WORK INSTRUCTIONS: Comb the records below for the string "this" and copy each line where it turns up.

***** INFORMATION SHOWN

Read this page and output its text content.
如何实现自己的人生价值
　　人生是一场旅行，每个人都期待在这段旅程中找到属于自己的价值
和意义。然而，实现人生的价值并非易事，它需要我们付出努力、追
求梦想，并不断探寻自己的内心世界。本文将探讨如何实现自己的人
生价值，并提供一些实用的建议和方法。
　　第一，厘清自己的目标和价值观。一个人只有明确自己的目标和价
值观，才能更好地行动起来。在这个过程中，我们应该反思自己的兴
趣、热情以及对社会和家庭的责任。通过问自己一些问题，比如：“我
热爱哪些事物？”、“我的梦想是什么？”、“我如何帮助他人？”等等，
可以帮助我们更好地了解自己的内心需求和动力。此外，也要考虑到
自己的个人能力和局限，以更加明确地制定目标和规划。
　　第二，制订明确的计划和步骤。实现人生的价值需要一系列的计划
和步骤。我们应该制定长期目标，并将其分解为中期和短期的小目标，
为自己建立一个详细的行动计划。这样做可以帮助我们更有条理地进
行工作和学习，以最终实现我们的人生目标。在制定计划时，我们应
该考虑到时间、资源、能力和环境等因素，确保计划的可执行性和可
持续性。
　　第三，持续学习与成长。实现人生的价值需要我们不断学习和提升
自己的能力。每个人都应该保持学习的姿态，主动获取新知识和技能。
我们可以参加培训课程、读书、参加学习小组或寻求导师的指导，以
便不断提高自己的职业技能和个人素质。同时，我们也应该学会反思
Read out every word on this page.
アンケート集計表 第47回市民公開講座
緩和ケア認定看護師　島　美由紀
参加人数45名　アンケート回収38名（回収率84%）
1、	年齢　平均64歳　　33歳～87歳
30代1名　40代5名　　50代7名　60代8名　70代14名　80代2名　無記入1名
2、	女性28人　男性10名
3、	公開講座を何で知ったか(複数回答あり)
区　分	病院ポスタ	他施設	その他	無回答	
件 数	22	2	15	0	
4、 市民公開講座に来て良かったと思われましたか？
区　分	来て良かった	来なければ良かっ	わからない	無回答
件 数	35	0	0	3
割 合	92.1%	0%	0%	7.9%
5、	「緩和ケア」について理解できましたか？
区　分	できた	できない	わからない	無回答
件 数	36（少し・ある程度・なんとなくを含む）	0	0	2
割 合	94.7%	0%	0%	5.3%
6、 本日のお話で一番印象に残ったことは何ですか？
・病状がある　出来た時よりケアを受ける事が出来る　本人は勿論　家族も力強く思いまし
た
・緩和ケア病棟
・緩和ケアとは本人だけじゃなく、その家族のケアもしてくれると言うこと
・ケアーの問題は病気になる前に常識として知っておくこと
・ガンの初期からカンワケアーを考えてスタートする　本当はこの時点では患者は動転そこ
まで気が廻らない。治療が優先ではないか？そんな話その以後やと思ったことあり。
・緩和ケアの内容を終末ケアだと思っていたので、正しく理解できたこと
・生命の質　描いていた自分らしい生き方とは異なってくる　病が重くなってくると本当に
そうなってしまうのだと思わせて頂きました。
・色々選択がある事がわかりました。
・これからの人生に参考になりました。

**********

COMPLETE ANSWER:
Read this page and output its text content.
Read out every word on this page.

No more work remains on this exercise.